# START OF DATA SUPPLIED

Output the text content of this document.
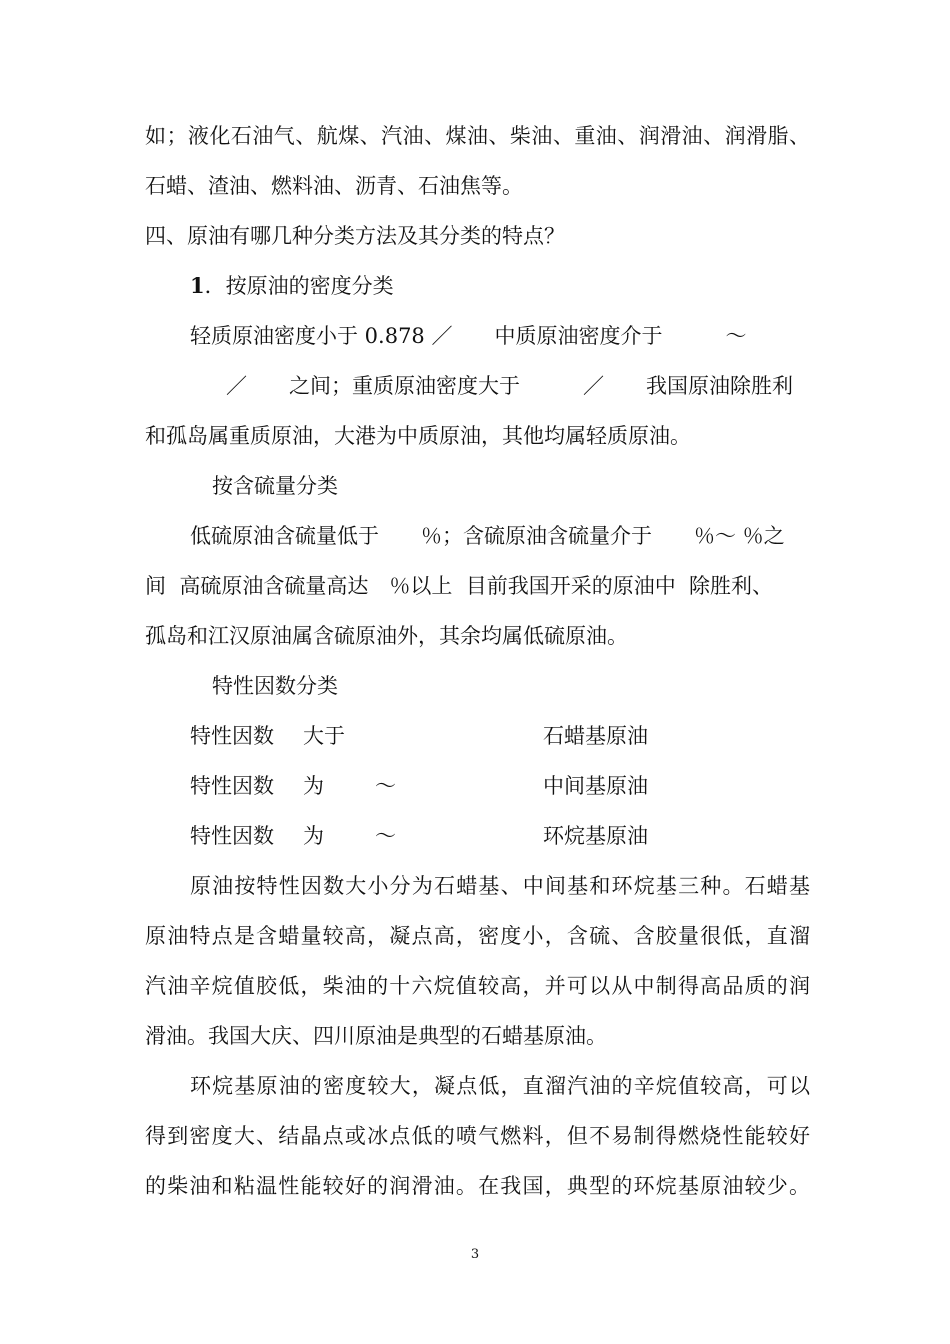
如；液化石油气、航煤、汽油、煤油、柴油、重油、润滑油、润滑脂、

石蜡、渣油、燃料油、沥青、石油焦等。

四、原油有哪几种分类方法及其分类的特点？

1．按原油的密度分类

轻质原油密度小于 0.878 ／　　中质原油密度介于　　　～

　／　　之间；重质原油密度大于　　　／　　我国原油除胜利

和孤岛属重质原油，大港为中质原油，其他均属轻质原油。

按含硫量分类

低硫原油含硫量低于　　％；含硫原油含硫量介于　　％～ ％之

间  高硫原油含硫量高达　％以上  目前我国开采的原油中  除胜利、

孤岛和江汉原油属含硫原油外，其余均属低硫原油。

特性因数分类

特性因数 大于	石蜡基原油

特性因数 为 ～	中间基原油

特性因数 为 ～	环烷基原油

原油按特性因数大小分为石蜡基、中间基和环烷基三种。石蜡基

原油特点是含蜡量较高，凝点高，密度小，含硫、含胶量很低，直溜

汽油辛烷值胶低，柴油的十六烷值较高，并可以从中制得高品质的润

滑油。我国大庆、四川原油是典型的石蜡基原油。

环烷基原油的密度较大，凝点低，直溜汽油的辛烷值较高，可以

得到密度大、结晶点或冰点低的喷气燃料，但不易制得燃烧性能较好

的柴油和粘温性能较好的润滑油。在我国，典型的环烷基原油较少。

3
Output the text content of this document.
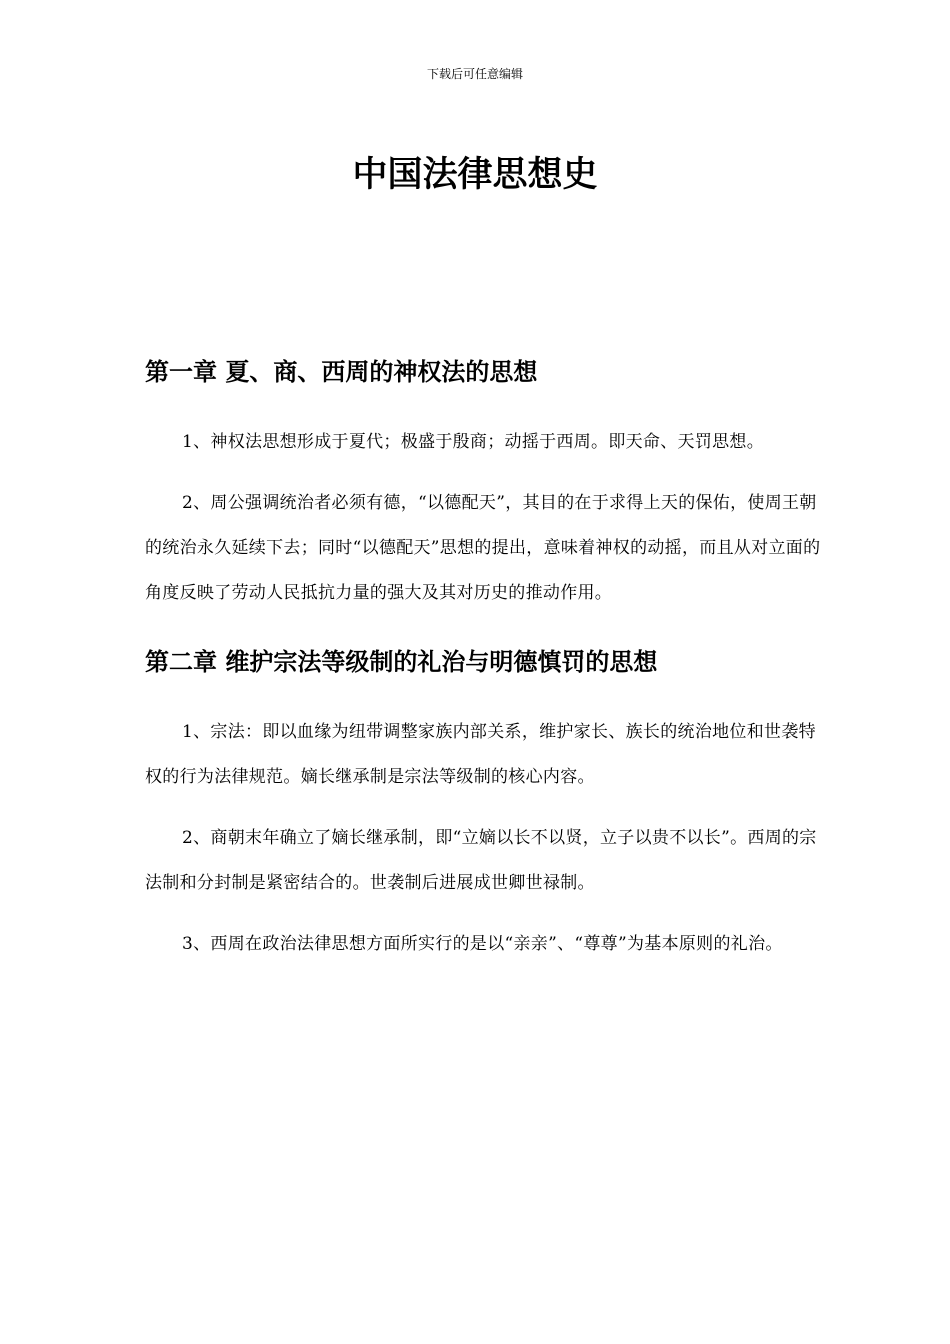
下载后可任意编辑
中国法律思想史
第一章 夏、商、西周的神权法的思想

1、神权法思想形成于夏代；极盛于殷商；动摇于西周。即天命、天罚思想。

2、周公强调统治者必须有德，“以德配天”，其目的在于求得上天的保佑，使周王朝的统治永久延续下去；同时“以德配天”思想的提出，意味着神权的动摇，而且从对立面的角度反映了劳动人民抵抗力量的强大及其对历史的推动作用。

第二章 维护宗法等级制的礼治与明德慎罚的思想

1、宗法：即以血缘为纽带调整家族内部关系，维护家长、族长的统治地位和世袭特权的行为法律规范。嫡长继承制是宗法等级制的核心内容。

2、商朝末年确立了嫡长继承制，即“立嫡以长不以贤，立子以贵不以长”。西周的宗法制和分封制是紧密结合的。世袭制后进展成世卿世禄制。

3、西周在政治法律思想方面所实行的是以“亲亲”、“尊尊”为基本原则的礼治。
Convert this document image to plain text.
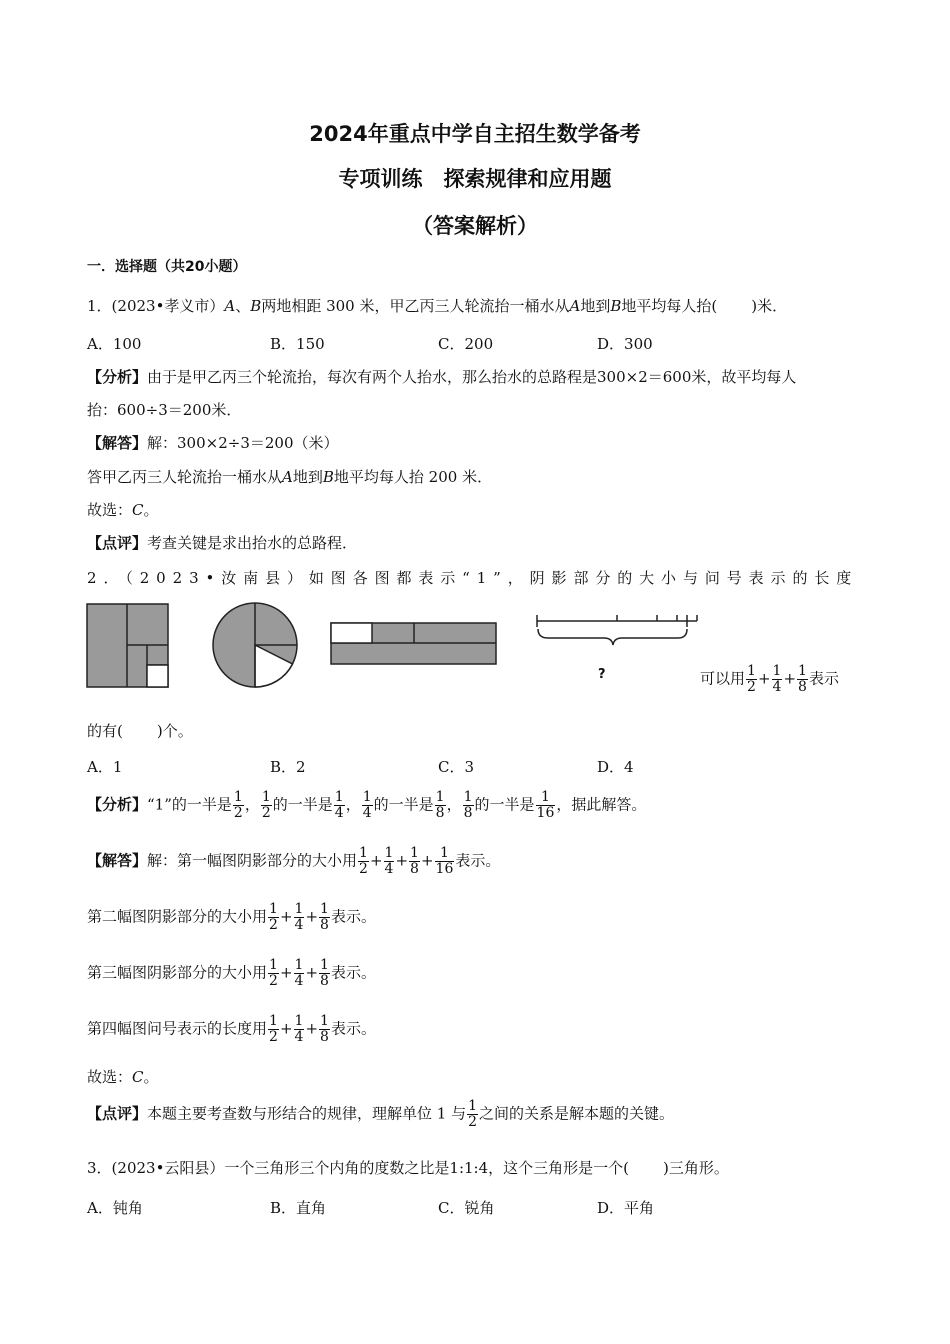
2024年重点中学自主招生数学备考
专项训练　探索规律和应用题
（答案解析）
一．选择题（共20小题）
1．(2023•孝义市）A、B两地相距 300 米，甲乙丙三人轮流抬一桶水从A地到B地平均每人抬( )米．
A．100	B．150	C．200	D．300
【分析】由于是甲乙丙三个轮流抬，每次有两个人抬水，那么抬水的总路程是300×2＝600米，故平均每人
抬：600÷3＝200米．
【解答】解：300×2÷3＝200（米）
答甲乙丙三人轮流抬一桶水从A地到B地平均每人抬 200 米．
故选：C。
【点评】考查关键是求出抬水的总路程．
2．（2023•汝南县）如图各图都表示“1”，阴影部分的大小与问号表示的长度
?	可以用 $\frac{1}{2} + \frac{1}{4} + \frac{1}{8}$ 表示
的有( )个。
A．1	B．2	C．3	D．4
【分析】“1”的一半是 $\frac{1}{2}$ ， $\frac{1}{2}$ 的一半是 $\frac{1}{4}$ ， $\frac{1}{4}$ 的一半是 $\frac{1}{8}$ ， $\frac{1}{8}$ 的一半是 $\frac{1}{16}$ ，据此解答。
【解答】解：第一幅图阴影部分的大小用 $\frac{1}{2} + \frac{1}{4} + \frac{1}{8} + \frac{1}{16}$ 表示。
第二幅图阴影部分的大小用 $\frac{1}{2} + \frac{1}{4} + \frac{1}{8}$ 表示。
第三幅图阴影部分的大小用 $\frac{1}{2} + \frac{1}{4} + \frac{1}{8}$ 表示。
第四幅图问号表示的长度用 $\frac{1}{2} + \frac{1}{4} + \frac{1}{8}$ 表示。
故选：C。
【点评】本题主要考查数与形结合的规律，理解单位 1 与 $\frac{1}{2}$ 之间的关系是解本题的关键。
3．(2023•云阳县）一个三角形三个内角的度数之比是1:1:4，这个三角形是一个( )三角形。
A．钝角	B．直角	C．锐角	D．平角
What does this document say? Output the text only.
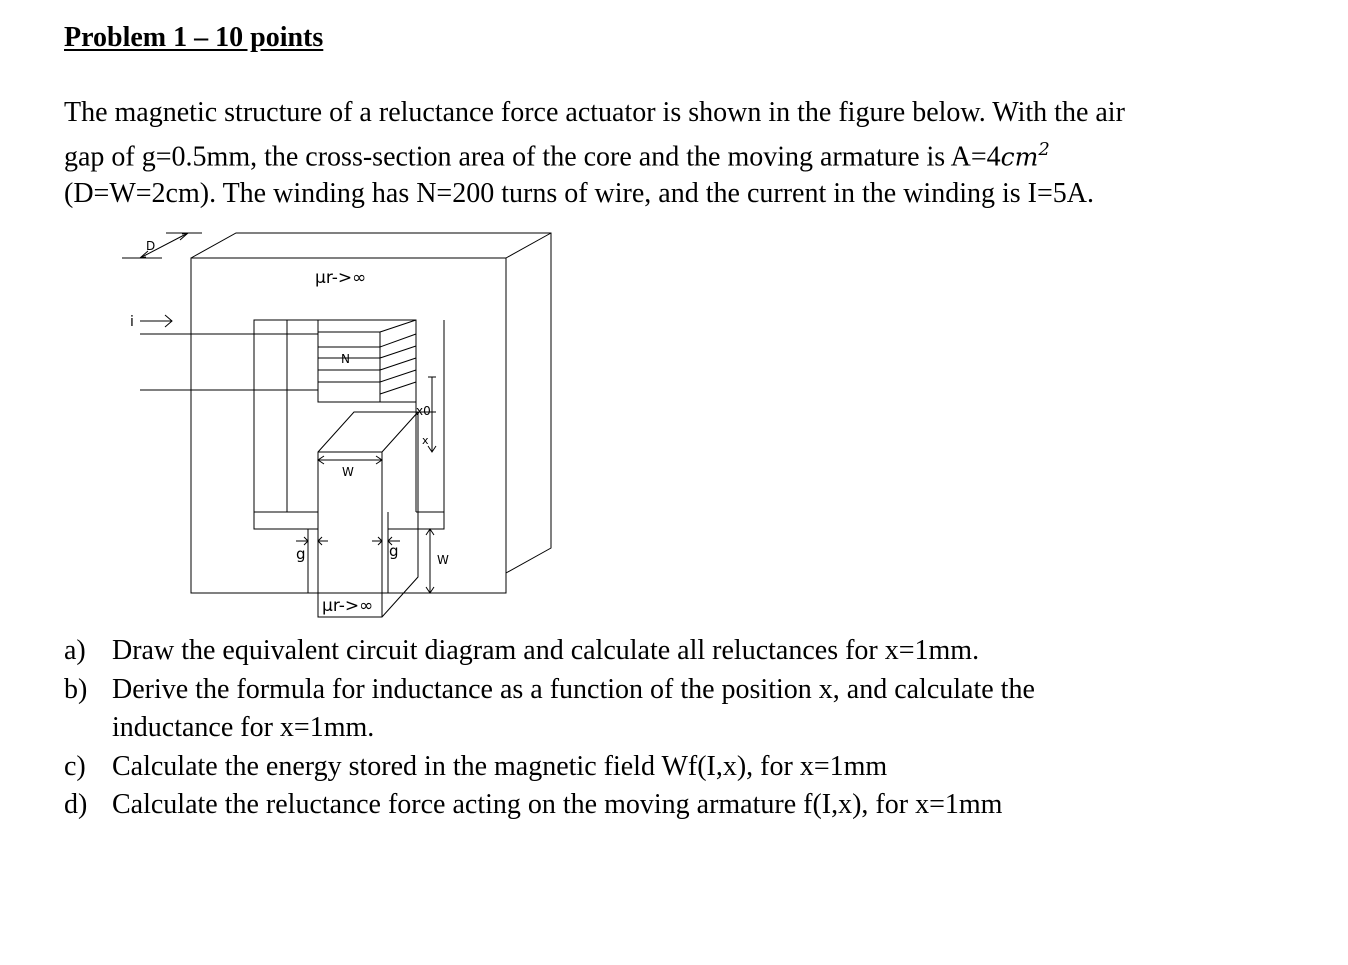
Problem 1 – 10 points
The magnetic structure of a reluctance force actuator is shown in the figure below. With the air
gap of g=0.5mm, the cross-section area of the core and the moving armature is $A=4cm^2$
(D=W=2cm). The winding has N=200 turns of wire, and the current in the winding is I=5A.
D
i
μr->∞
N
x0
x
W
g	g	W
μr->∞
a) Draw the equivalent circuit diagram and calculate all reluctances for x=1mm.
b) Derive the formula for inductance as a function of the position x, and calculate the
inductance for x=1mm.
c) Calculate the energy stored in the magnetic field Wf(I,x), for x=1mm
d) Calculate the reluctance force acting on the moving armature f(I,x), for x=1mm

# END OF DATA SUPPLIED

_TASK GOAL_. Using the records above, list each line that includes "text".

_TASK RESPONSE_.
Output the text content of this document.
Output the text content of this document.
Convert this document image to plain text.
What does this document say? Output the text only.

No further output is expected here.